- _WHAT THE TASK ASKS_:
Leave out the pictures and transcribe everything else exactly.

[START PROVIDED INFORMATION]

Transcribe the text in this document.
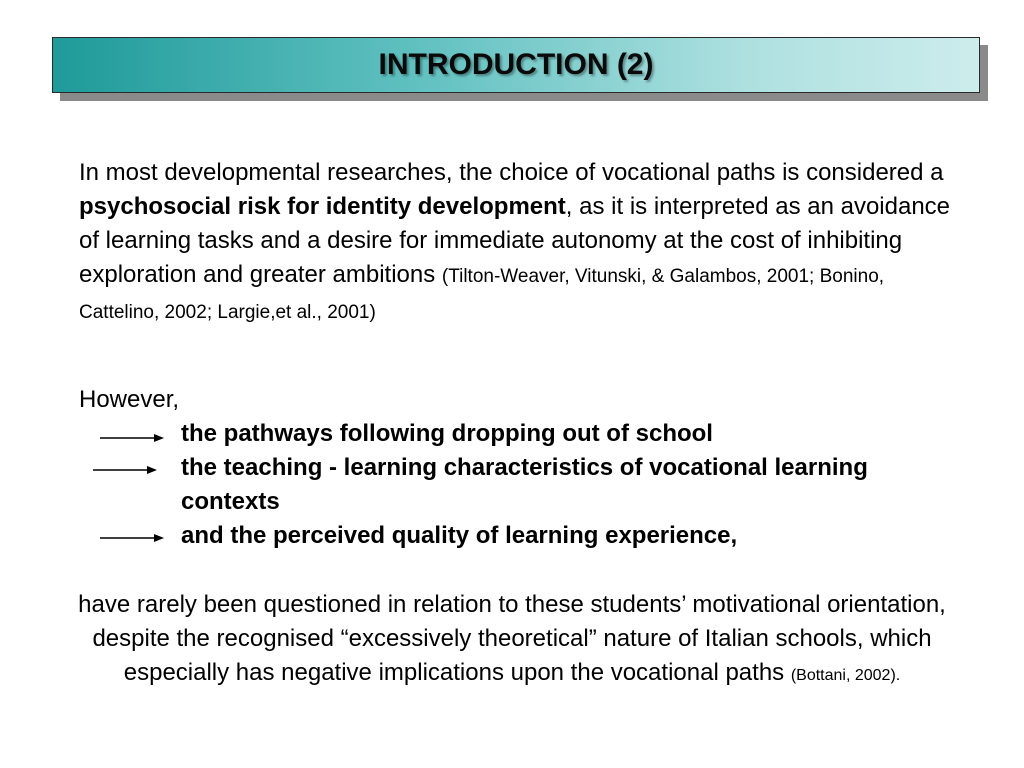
INTRODUCTION (2)
In most developmental researches, the choice of vocational paths is considered a psychosocial risk for identity development, as it is interpreted as an avoidance of learning tasks and a desire for immediate autonomy at the cost of inhibiting exploration and greater ambitions (Tilton-Weaver, Vitunski, & Galambos, 2001; Bonino, Cattelino, 2002; Largie,et al., 2001)
However,
the pathways following dropping out of school
the teaching - learning characteristics of vocational learning contexts
and the perceived quality of learning experience,
have rarely been questioned in relation to these students’ motivational orientation, despite the recognised “excessively theoretical” nature of Italian schools, which especially has negative implications upon the vocational paths (Bottani, 2002).
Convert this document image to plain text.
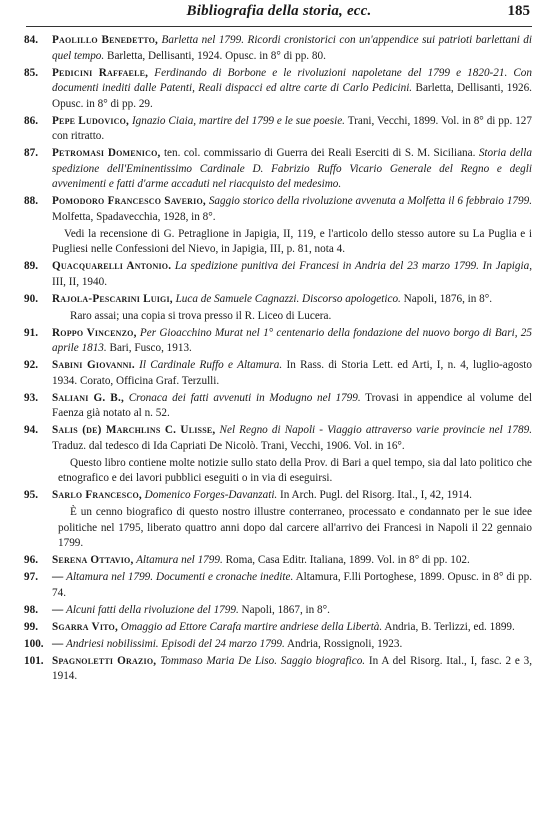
Bibliografia della storia, ecc.	185
84.	Paolillo Benedetto, Barletta nel 1799. Ricordi cronistorici con un'appendice sui patrioti barlettani di quel tempo. Barletta, Dellisanti, 1924. Opusc. in 8° di pp. 80.
85.	Pedicini Raffaele, Ferdinando di Borbone e le rivoluzioni napoletane del 1799 e 1820-21. Con documenti inediti dalle Patenti, Reali dispacci ed altre carte di Carlo Pedicini. Barletta, Dellisanti, 1926. Opusc. in 8° di pp. 29.
86.	Pepe Ludovico, Ignazio Ciaia, martire del 1799 e le sue poesie. Trani, Vecchi, 1899. Vol. in 8° di pp. 127 con ritratto.
87.	Petromasi Domenico, ten. col. commissario di Guerra dei Reali Eserciti di S. M. Siciliana. Storia della spedizione dell'Eminentissimo Cardinale D. Fabrizio Ruffo Vicario Generale del Regno e degli avvenimenti e fatti d'arme accaduti nel riacquisto del medesimo.
88.	Pomodoro Francesco Saverio, Saggio storico della rivoluzione avvenuta a Molfetta il 6 febbraio 1799. Molfetta, Spadavecchia, 1928, in 8°.
Vedi la recensione di G. Petraglione in Japigia, II, 119, e l'articolo dello stesso autore su La Puglia e i Pugliesi nelle Confessioni del Nievo, in Japigia, III, p. 81, nota 4.
89.	Quacquarelli Antonio. La spedizione punitiva dei Francesi in Andria del 23 marzo 1799. In Japigia, III, II, 1940.
90.	Rajola-Pescarini Luigi, Luca de Samuele Cagnazzi. Discorso apologetico. Napoli, 1876, in 8°.
Raro assai; una copia si trova presso il R. Liceo di Lucera.
91.	Roppo Vincenzo, Per Gioacchino Murat nel 1° centenario della fondazione del nuovo borgo di Bari, 25 aprile 1813. Bari, Fusco, 1913.
92.	Sabini Giovanni. Il Cardinale Ruffo e Altamura. In Rass. di Storia Lett. ed Arti, I, n. 4, luglio-agosto 1934. Corato, Officina Graf. Terzulli.
93.	Saliani G. B., Cronaca dei fatti avvenuti in Modugno nel 1799. Trovasi in appendice al volume del Faenza già notato al n. 52.
94.	Salis (de) Marchlins C. Ulisse, Nel Regno di Napoli - Viaggio attraverso varie provincie nel 1789. Traduz. dal tedesco di Ida Capriati De Nicolò. Trani, Vecchi, 1906. Vol. in 16°.
Questo libro contiene molte notizie sullo stato della Prov. di Bari a quel tempo, sia dal lato politico che etnografico e dei lavori pubblici eseguiti o in via di eseguirsi.
95.	Sarlo Francesco, Domenico Forges-Davanzati. In Arch. Pugl. del Risorg. Ital., I, 42, 1914.
È un cenno biografico di questo nostro illustre conterraneo, processato e condannato per le sue idee politiche nel 1795, liberato quattro anni dopo dal carcere all'arrivo dei Francesi in Napoli il 22 gennaio 1799.
96.	Serena Ottavio, Altamura nel 1799. Roma, Casa Editr. Italiana, 1899. Vol. in 8° di pp. 102.
97.	— Altamura nel 1799. Documenti e cronache inedite. Altamura, F.lli Portoghese, 1899. Opusc. in 8° di pp. 74.
98.	— Alcuni fatti della rivoluzione del 1799. Napoli, 1867, in 8°.
99.	Sgarra Vito, Omaggio ad Ettore Carafa martire andriese della Libertà. Andria, B. Terlizzi, ed. 1899.
100. — Andriesi nobilissimi. Episodi del 24 marzo 1799. Andria, Rossignoli, 1923.
101. Spagnoletti Orazio, Tommaso Maria De Liso. Saggio biografico. In A del Risorg. Ital., I, fasc. 2 e 3, 1914.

[END PROVIDED INFORMATION]

- _OUTPUT OF THE TASK_:
Transcribe the text in this document.
INTRODUCTION (2)
In most developmental researches, the choice of vocational paths is considered a psychosocial risk for identity development, as it is interpreted as an avoidance of learning tasks and a desire for immediate autonomy at the cost of inhibiting exploration and greater ambitions (Tilton-Weaver, Vitunski, & Galambos, 2001; Bonino, Cattelino, 2002; Largie,et al., 2001)
However,
the pathways following dropping out of school
the teaching - learning characteristics of vocational learning contexts
and the perceived quality of learning experience,
have rarely been questioned in relation to these students’ motivational orientation, despite the recognised “excessively theoretical” nature of Italian schools, which especially has negative implications upon the vocational paths (Bottani, 2002).
Convert this document image to plain text.
Bibliografia della storia, ecc.	185
84.	Paolillo Benedetto, Barletta nel 1799. Ricordi cronistorici con un'appendice sui patrioti barlettani di quel tempo. Barletta, Dellisanti, 1924. Opusc. in 8° di pp. 80.
85.	Pedicini Raffaele, Ferdinando di Borbone e le rivoluzioni napoletane del 1799 e 1820-21. Con documenti inediti dalle Patenti, Reali dispacci ed altre carte di Carlo Pedicini. Barletta, Dellisanti, 1926. Opusc. in 8° di pp. 29.
86.	Pepe Ludovico, Ignazio Ciaia, martire del 1799 e le sue poesie. Trani, Vecchi, 1899. Vol. in 8° di pp. 127 con ritratto.
87.	Petromasi Domenico, ten. col. commissario di Guerra dei Reali Eserciti di S. M. Siciliana. Storia della spedizione dell'Eminentissimo Cardinale D. Fabrizio Ruffo Vicario Generale del Regno e degli avvenimenti e fatti d'arme accaduti nel riacquisto del medesimo.
88.	Pomodoro Francesco Saverio, Saggio storico della rivoluzione avvenuta a Molfetta il 6 febbraio 1799. Molfetta, Spadavecchia, 1928, in 8°.
Vedi la recensione di G. Petraglione in Japigia, II, 119, e l'articolo dello stesso autore su La Puglia e i Pugliesi nelle Confessioni del Nievo, in Japigia, III, p. 81, nota 4.
89.	Quacquarelli Antonio. La spedizione punitiva dei Francesi in Andria del 23 marzo 1799. In Japigia, III, II, 1940.
90.	Rajola-Pescarini Luigi, Luca de Samuele Cagnazzi. Discorso apologetico. Napoli, 1876, in 8°.
Raro assai; una copia si trova presso il R. Liceo di Lucera.
91.	Roppo Vincenzo, Per Gioacchino Murat nel 1° centenario della fondazione del nuovo borgo di Bari, 25 aprile 1813. Bari, Fusco, 1913.
92.	Sabini Giovanni. Il Cardinale Ruffo e Altamura. In Rass. di Storia Lett. ed Arti, I, n. 4, luglio-agosto 1934. Corato, Officina Graf. Terzulli.
93.	Saliani G. B., Cronaca dei fatti avvenuti in Modugno nel 1799. Trovasi in appendice al volume del Faenza già notato al n. 52.
94.	Salis (de) Marchlins C. Ulisse, Nel Regno di Napoli - Viaggio attraverso varie provincie nel 1789. Traduz. dal tedesco di Ida Capriati De Nicolò. Trani, Vecchi, 1906. Vol. in 16°.
Questo libro contiene molte notizie sullo stato della Prov. di Bari a quel tempo, sia dal lato politico che etnografico e dei lavori pubblici eseguiti o in via di eseguirsi.
95.	Sarlo Francesco, Domenico Forges-Davanzati. In Arch. Pugl. del Risorg. Ital., I, 42, 1914.
È un cenno biografico di questo nostro illustre conterraneo, processato e condannato per le sue idee politiche nel 1795, liberato quattro anni dopo dal carcere all'arrivo dei Francesi in Napoli il 22 gennaio 1799.
96.	Serena Ottavio, Altamura nel 1799. Roma, Casa Editr. Italiana, 1899. Vol. in 8° di pp. 102.
97.	— Altamura nel 1799. Documenti e cronache inedite. Altamura, F.lli Portoghese, 1899. Opusc. in 8° di pp. 74.
98.	— Alcuni fatti della rivoluzione del 1799. Napoli, 1867, in 8°.
99.	Sgarra Vito, Omaggio ad Ettore Carafa martire andriese della Libertà. Andria, B. Terlizzi, ed. 1899.
100. — Andriesi nobilissimi. Episodi del 24 marzo 1799. Andria, Rossignoli, 1923.
101. Spagnoletti Orazio, Tommaso Maria De Liso. Saggio biografico. In A del Risorg. Ital., I, fasc. 2 e 3, 1914.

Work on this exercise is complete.